**Requirement:**
Gather all lines with "Forgot" from the records.

* START Information shown *

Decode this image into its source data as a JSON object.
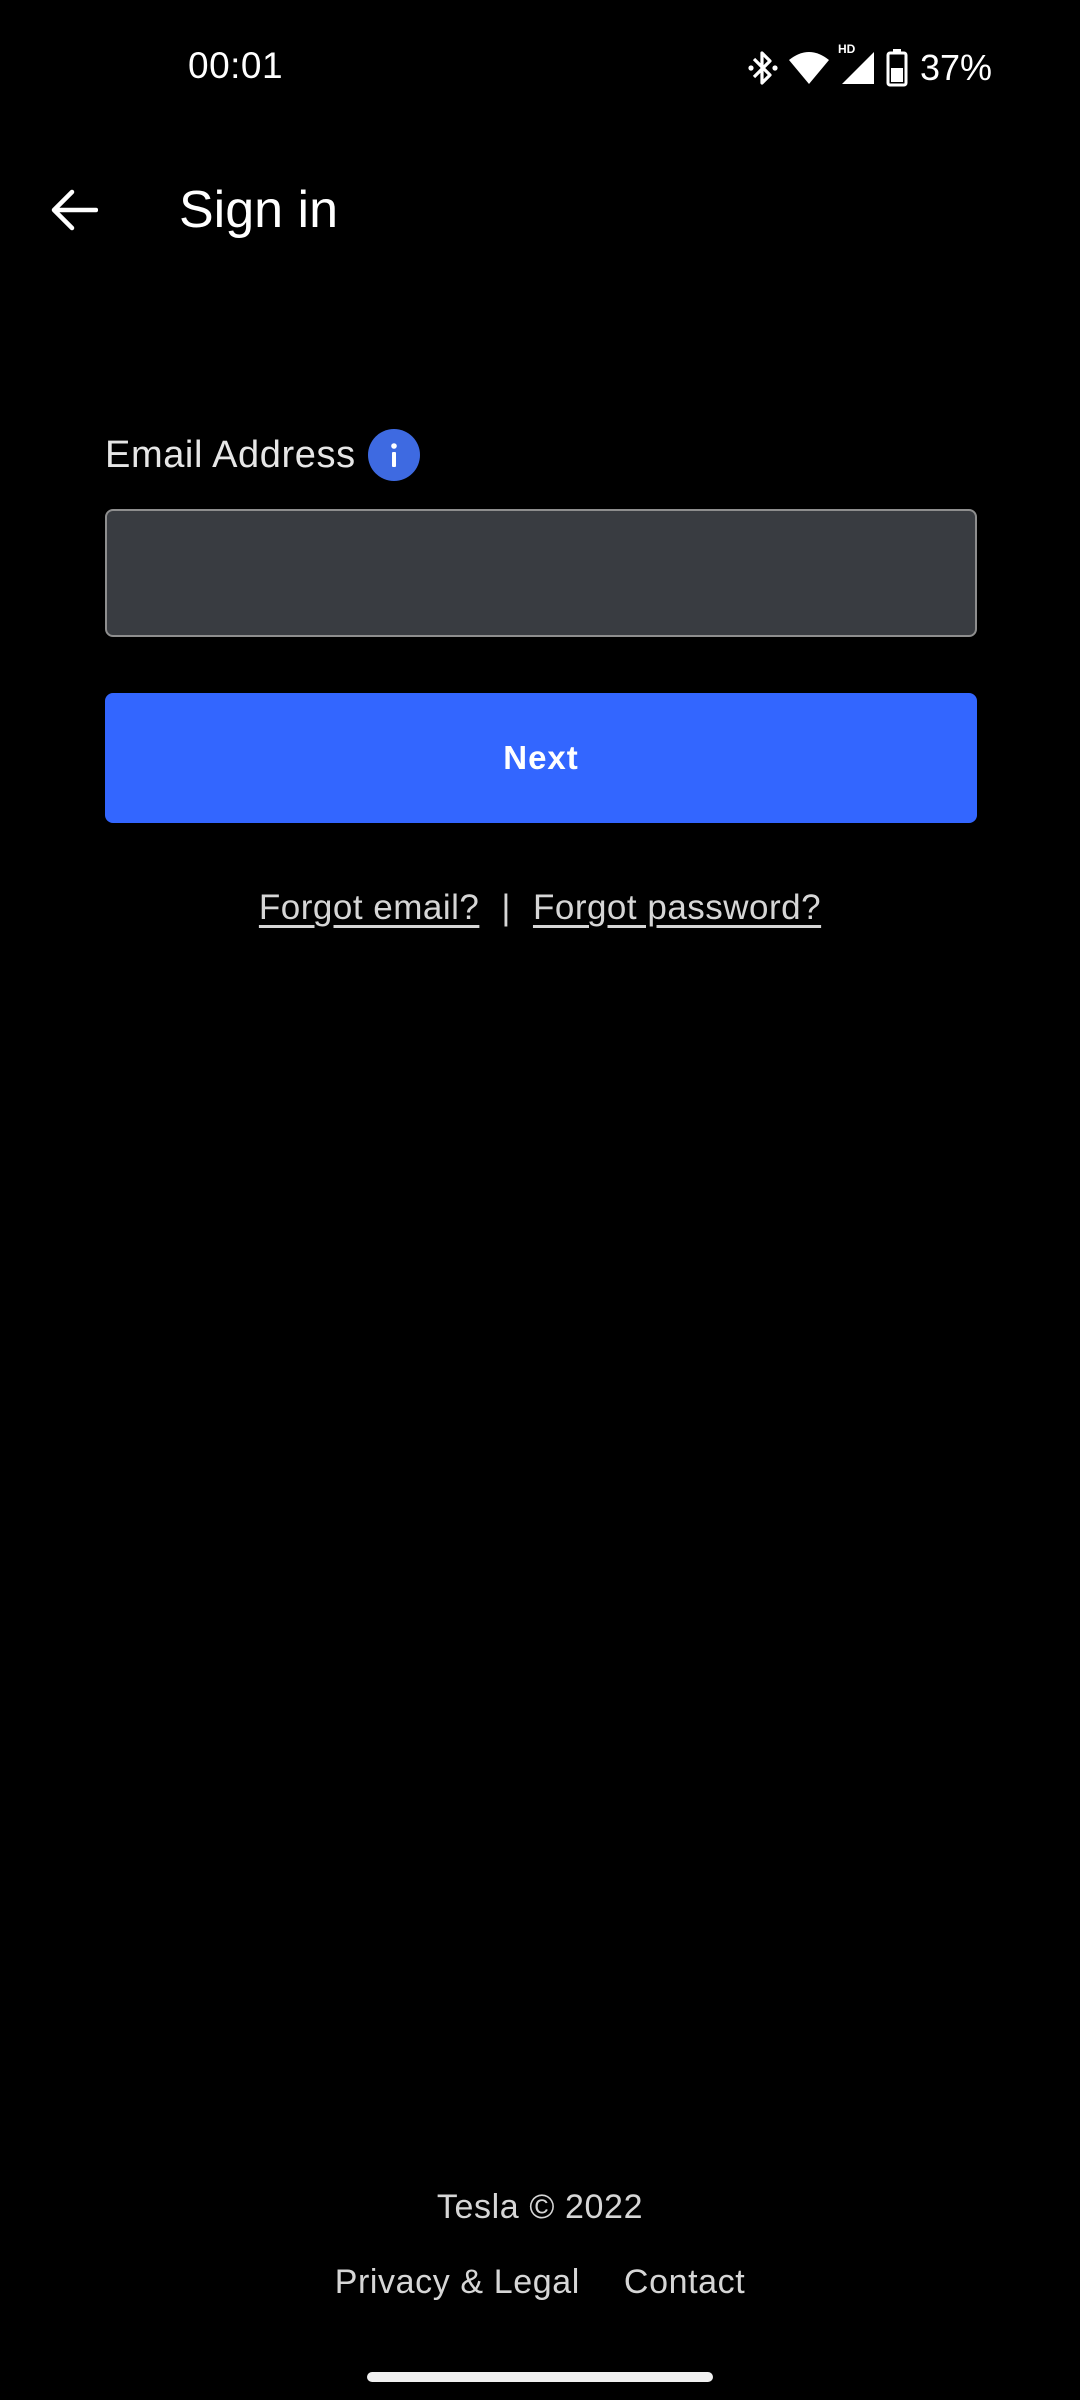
{
  "status_bar": {
    "time": "00:01",
    "battery_percent": "37%",
    "icons": [
      "bluetooth-icon",
      "wifi-icon",
      "hd-icon",
      "cell-signal-icon",
      "battery-icon"
    ],
    "hd_label": "HD"
  },
  "app_bar": {
    "back_icon": "arrow-left-icon",
    "title": "Sign in"
  },
  "form": {
    "email_label": "Email Address",
    "info_icon_glyph": "i",
    "email_value": "",
    "email_placeholder": "",
    "next_label": "Next",
    "forgot_email": "Forgot email?",
    "separator": "|",
    "forgot_password": "Forgot password?"
  },
  "footer": {
    "copyright": "Tesla © 2022",
    "privacy_legal": "Privacy & Legal",
    "contact": "Contact"
  },
  "colors": {
    "background": "#000000",
    "accent": "#3366ff",
    "info_badge": "#3e6ae1",
    "input_bg": "#393c41"
  }
}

* END Information shown *

**Output for this task:**
    "forgot_email": "Forgot email?",
    "forgot_password": "Forgot password?"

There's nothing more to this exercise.